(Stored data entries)
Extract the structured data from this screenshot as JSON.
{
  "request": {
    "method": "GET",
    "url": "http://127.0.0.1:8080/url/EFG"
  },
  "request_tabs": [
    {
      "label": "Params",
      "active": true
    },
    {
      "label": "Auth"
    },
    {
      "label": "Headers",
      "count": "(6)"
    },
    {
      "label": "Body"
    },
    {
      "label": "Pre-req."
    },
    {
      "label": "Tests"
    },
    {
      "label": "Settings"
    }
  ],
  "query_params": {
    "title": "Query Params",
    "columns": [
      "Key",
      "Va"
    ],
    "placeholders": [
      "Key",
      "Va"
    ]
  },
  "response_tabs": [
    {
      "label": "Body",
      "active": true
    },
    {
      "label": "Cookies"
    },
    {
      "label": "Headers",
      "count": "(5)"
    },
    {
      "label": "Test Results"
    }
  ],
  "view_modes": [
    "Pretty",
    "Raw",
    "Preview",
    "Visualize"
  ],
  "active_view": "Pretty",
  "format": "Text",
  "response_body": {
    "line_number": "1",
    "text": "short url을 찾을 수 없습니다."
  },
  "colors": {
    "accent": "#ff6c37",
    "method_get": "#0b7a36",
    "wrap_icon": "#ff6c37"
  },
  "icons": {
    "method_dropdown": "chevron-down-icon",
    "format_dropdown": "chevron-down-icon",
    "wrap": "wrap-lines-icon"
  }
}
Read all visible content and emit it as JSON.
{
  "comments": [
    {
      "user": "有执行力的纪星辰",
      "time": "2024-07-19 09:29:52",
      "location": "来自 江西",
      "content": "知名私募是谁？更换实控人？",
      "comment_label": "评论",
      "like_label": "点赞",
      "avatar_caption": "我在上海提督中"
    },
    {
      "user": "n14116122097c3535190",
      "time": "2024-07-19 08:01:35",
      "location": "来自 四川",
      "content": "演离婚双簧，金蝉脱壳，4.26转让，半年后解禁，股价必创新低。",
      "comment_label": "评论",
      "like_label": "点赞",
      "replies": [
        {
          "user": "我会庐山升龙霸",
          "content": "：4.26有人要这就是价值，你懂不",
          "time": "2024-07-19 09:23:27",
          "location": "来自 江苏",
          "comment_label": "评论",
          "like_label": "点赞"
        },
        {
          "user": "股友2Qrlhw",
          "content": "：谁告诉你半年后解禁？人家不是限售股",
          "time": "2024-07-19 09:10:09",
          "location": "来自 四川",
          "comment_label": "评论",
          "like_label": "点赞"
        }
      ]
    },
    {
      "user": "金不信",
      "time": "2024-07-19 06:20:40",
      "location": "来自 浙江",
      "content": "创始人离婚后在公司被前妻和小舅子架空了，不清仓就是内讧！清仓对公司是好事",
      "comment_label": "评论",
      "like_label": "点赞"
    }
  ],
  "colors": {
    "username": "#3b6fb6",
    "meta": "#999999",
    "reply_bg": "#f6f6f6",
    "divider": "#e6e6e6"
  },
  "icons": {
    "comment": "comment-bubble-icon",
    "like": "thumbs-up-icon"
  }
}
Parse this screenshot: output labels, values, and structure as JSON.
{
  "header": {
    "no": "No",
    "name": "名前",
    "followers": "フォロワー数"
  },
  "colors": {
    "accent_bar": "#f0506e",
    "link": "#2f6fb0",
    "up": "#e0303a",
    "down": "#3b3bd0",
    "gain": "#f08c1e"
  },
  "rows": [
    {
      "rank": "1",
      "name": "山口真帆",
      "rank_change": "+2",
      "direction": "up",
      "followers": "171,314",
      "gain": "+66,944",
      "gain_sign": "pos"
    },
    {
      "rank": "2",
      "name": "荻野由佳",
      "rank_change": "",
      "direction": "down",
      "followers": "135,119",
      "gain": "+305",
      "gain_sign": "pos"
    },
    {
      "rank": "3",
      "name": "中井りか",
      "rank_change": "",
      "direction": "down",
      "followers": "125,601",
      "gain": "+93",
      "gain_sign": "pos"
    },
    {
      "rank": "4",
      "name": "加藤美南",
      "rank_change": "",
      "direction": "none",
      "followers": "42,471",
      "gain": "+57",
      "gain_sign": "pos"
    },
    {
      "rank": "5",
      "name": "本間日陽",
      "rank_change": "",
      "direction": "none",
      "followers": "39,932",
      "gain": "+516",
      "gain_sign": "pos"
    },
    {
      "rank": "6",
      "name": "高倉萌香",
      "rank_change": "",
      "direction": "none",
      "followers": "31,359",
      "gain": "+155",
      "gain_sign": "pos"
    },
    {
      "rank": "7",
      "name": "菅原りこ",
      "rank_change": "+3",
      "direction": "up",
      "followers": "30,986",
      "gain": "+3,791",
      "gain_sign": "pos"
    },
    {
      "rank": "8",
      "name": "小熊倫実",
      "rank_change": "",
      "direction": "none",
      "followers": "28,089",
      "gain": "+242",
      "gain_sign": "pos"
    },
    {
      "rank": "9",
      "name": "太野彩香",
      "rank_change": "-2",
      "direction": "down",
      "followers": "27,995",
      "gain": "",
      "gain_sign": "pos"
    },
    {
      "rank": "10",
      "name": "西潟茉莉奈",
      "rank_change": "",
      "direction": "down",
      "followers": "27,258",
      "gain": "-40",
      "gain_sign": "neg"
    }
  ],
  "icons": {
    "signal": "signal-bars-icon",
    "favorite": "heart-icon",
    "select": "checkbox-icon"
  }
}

- _Your task_
Repeat the lines above exactly.

- _The result_
Extract the structured data from this screenshot as JSON.
{
  "request": {
    "method": "GET",
    "url": "http://127.0.0.1:8080/url/EFG"
  },
  "request_tabs": [
    {
      "label": "Params",
      "active": true
    },
    {
      "label": "Auth"
    },
    {
      "label": "Headers",
      "count": "(6)"
    },
    {
      "label": "Body"
    },
    {
      "label": "Pre-req."
    },
    {
      "label": "Tests"
    },
    {
      "label": "Settings"
    }
  ],
  "query_params": {
    "title": "Query Params",
    "columns": [
      "Key",
      "Va"
    ],
    "placeholders": [
      "Key",
      "Va"
    ]
  },
  "response_tabs": [
    {
      "label": "Body",
      "active": true
    },
    {
      "label": "Cookies"
    },
    {
      "label": "Headers",
      "count": "(5)"
    },
    {
      "label": "Test Results"
    }
  ],
  "view_modes": [
    "Pretty",
    "Raw",
    "Preview",
    "Visualize"
  ],
  "active_view": "Pretty",
  "format": "Text",
  "response_body": {
    "line_number": "1",
    "text": "short url을 찾을 수 없습니다."
  },
  "colors": {
    "accent": "#ff6c37",
    "method_get": "#0b7a36",
    "wrap_icon": "#ff6c37"
  },
  "icons": {
    "method_dropdown": "chevron-down-icon",
    "format_dropdown": "chevron-down-icon",
    "wrap": "wrap-lines-icon"
  }
}
Read all visible content and emit it as JSON.
{
  "comments": [
    {
      "user": "有执行力的纪星辰",
      "time": "2024-07-19 09:29:52",
      "location": "来自 江西",
      "content": "知名私募是谁？更换实控人？",
      "comment_label": "评论",
      "like_label": "点赞",
      "avatar_caption": "我在上海提督中"
    },
    {
      "user": "n14116122097c3535190",
      "time": "2024-07-19 08:01:35",
      "location": "来自 四川",
      "content": "演离婚双簧，金蝉脱壳，4.26转让，半年后解禁，股价必创新低。",
      "comment_label": "评论",
      "like_label": "点赞",
      "replies": [
        {
          "user": "我会庐山升龙霸",
          "content": "：4.26有人要这就是价值，你懂不",
          "time": "2024-07-19 09:23:27",
          "location": "来自 江苏",
          "comment_label": "评论",
          "like_label": "点赞"
        },
        {
          "user": "股友2Qrlhw",
          "content": "：谁告诉你半年后解禁？人家不是限售股",
          "time": "2024-07-19 09:10:09",
          "location": "来自 四川",
          "comment_label": "评论",
          "like_label": "点赞"
        }
      ]
    },
    {
      "user": "金不信",
      "time": "2024-07-19 06:20:40",
      "location": "来自 浙江",
      "content": "创始人离婚后在公司被前妻和小舅子架空了，不清仓就是内讧！清仓对公司是好事",
      "comment_label": "评论",
      "like_label": "点赞"
    }
  ],
  "colors": {
    "username": "#3b6fb6",
    "meta": "#999999",
    "reply_bg": "#f6f6f6",
    "divider": "#e6e6e6"
  },
  "icons": {
    "comment": "comment-bubble-icon",
    "like": "thumbs-up-icon"
  }
}
Parse this screenshot: output labels, values, and structure as JSON.
{
  "header": {
    "no": "No",
    "name": "名前",
    "followers": "フォロワー数"
  },
  "colors": {
    "accent_bar": "#f0506e",
    "link": "#2f6fb0",
    "up": "#e0303a",
    "down": "#3b3bd0",
    "gain": "#f08c1e"
  },
  "rows": [
    {
      "rank": "1",
      "name": "山口真帆",
      "rank_change": "+2",
      "direction": "up",
      "followers": "171,314",
      "gain": "+66,944",
      "gain_sign": "pos"
    },
    {
      "rank": "2",
      "name": "荻野由佳",
      "rank_change": "",
      "direction": "down",
      "followers": "135,119",
      "gain": "+305",
      "gain_sign": "pos"
    },
    {
      "rank": "3",
      "name": "中井りか",
      "rank_change": "",
      "direction": "down",
      "followers": "125,601",
      "gain": "+93",
      "gain_sign": "pos"
    },
    {
      "rank": "4",
      "name": "加藤美南",
      "rank_change": "",
      "direction": "none",
      "followers": "42,471",
      "gain": "+57",
      "gain_sign": "pos"
    },
    {
      "rank": "5",
      "name": "本間日陽",
      "rank_change": "",
      "direction": "none",
      "followers": "39,932",
      "gain": "+516",
      "gain_sign": "pos"
    },
    {
      "rank": "6",
      "name": "高倉萌香",
      "rank_change": "",
      "direction": "none",
      "followers": "31,359",
      "gain": "+155",
      "gain_sign": "pos"
    },
    {
      "rank": "7",
      "name": "菅原りこ",
      "rank_change": "+3",
      "direction": "up",
      "followers": "30,986",
      "gain": "+3,791",
      "gain_sign": "pos"
    },
    {
      "rank": "8",
      "name": "小熊倫実",
      "rank_change": "",
      "direction": "none",
      "followers": "28,089",
      "gain": "+242",
      "gain_sign": "pos"
    },
    {
      "rank": "9",
      "name": "太野彩香",
      "rank_change": "-2",
      "direction": "down",
      "followers": "27,995",
      "gain": "",
      "gain_sign": "pos"
    },
    {
      "rank": "10",
      "name": "西潟茉莉奈",
      "rank_change": "",
      "direction": "down",
      "followers": "27,258",
      "gain": "-40",
      "gain_sign": "neg"
    }
  ],
  "icons": {
    "signal": "signal-bars-icon",
    "favorite": "heart-icon",
    "select": "checkbox-icon"
  }
}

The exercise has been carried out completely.